Write out the listing below again, precisely as it is given.

======== Records

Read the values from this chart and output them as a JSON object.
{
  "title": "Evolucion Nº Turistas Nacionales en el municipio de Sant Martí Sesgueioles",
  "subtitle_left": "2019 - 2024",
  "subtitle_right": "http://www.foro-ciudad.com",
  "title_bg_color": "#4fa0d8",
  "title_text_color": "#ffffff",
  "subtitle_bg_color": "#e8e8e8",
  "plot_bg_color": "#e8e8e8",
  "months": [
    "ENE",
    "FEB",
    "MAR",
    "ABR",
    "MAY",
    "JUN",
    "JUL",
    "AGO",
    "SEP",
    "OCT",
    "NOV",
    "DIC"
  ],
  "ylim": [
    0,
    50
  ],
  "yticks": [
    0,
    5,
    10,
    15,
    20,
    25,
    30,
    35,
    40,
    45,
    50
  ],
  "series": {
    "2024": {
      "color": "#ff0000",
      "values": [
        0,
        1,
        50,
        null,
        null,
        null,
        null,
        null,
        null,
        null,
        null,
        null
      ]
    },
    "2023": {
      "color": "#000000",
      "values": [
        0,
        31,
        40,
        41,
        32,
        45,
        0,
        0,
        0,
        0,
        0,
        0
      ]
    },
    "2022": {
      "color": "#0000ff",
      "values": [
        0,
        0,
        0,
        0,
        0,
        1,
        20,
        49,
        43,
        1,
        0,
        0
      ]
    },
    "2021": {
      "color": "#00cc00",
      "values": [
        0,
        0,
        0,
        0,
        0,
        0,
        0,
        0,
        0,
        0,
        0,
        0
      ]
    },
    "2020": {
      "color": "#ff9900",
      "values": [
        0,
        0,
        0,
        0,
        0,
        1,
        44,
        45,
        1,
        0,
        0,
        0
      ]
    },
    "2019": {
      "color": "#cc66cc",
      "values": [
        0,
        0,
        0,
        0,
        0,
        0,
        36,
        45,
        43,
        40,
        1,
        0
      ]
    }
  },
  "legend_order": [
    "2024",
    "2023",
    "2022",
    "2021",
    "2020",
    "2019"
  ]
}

================

## Output for this exercise
Read the values from this chart and output them as a JSON object.
{
  "title": "Evolucion Nº Turistas Nacionales en el municipio de Sant Martí Sesgueioles",
  "subtitle_left": "2019 - 2024",
  "subtitle_right": "http://www.foro-ciudad.com",
  "title_bg_color": "#4fa0d8",
  "title_text_color": "#ffffff",
  "subtitle_bg_color": "#e8e8e8",
  "plot_bg_color": "#e8e8e8",
  "months": [
    "ENE",
    "FEB",
    "MAR",
    "ABR",
    "MAY",
    "JUN",
    "JUL",
    "AGO",
    "SEP",
    "OCT",
    "NOV",
    "DIC"
  ],
  "ylim": [
    0,
    50
  ],
  "yticks": [
    0,
    5,
    10,
    15,
    20,
    25,
    30,
    35,
    40,
    45,
    50
  ],
  "series": {
    "2024": {
      "color": "#ff0000",
      "values": [
        0,
        1,
        50,
        null,
        null,
        null,
        null,
        null,
        null,
        null,
        null,
        null
      ]
    },
    "2023": {
      "color": "#000000",
      "values": [
        0,
        31,
        40,
        41,
        32,
        45,
        0,
        0,
        0,
        0,
        0,
        0
      ]
    },
    "2022": {
      "color": "#0000ff",
      "values": [
        0,
        0,
        0,
        0,
        0,
        1,
        20,
        49,
        43,
        1,
        0,
        0
      ]
    },
    "2021": {
      "color": "#00cc00",
      "values": [
        0,
        0,
        0,
        0,
        0,
        0,
        0,
        0,
        0,
        0,
        0,
        0
      ]
    },
    "2020": {
      "color": "#ff9900",
      "values": [
        0,
        0,
        0,
        0,
        0,
        1,
        44,
        45,
        1,
        0,
        0,
        0
      ]
    },
    "2019": {
      "color": "#cc66cc",
      "values": [
        0,
        0,
        0,
        0,
        0,
        0,
        36,
        45,
        43,
        40,
        1,
        0
      ]
    }
  },
  "legend_order": [
    "2024",
    "2023",
    "2022",
    "2021",
    "2020",
    "2019"
  ]
}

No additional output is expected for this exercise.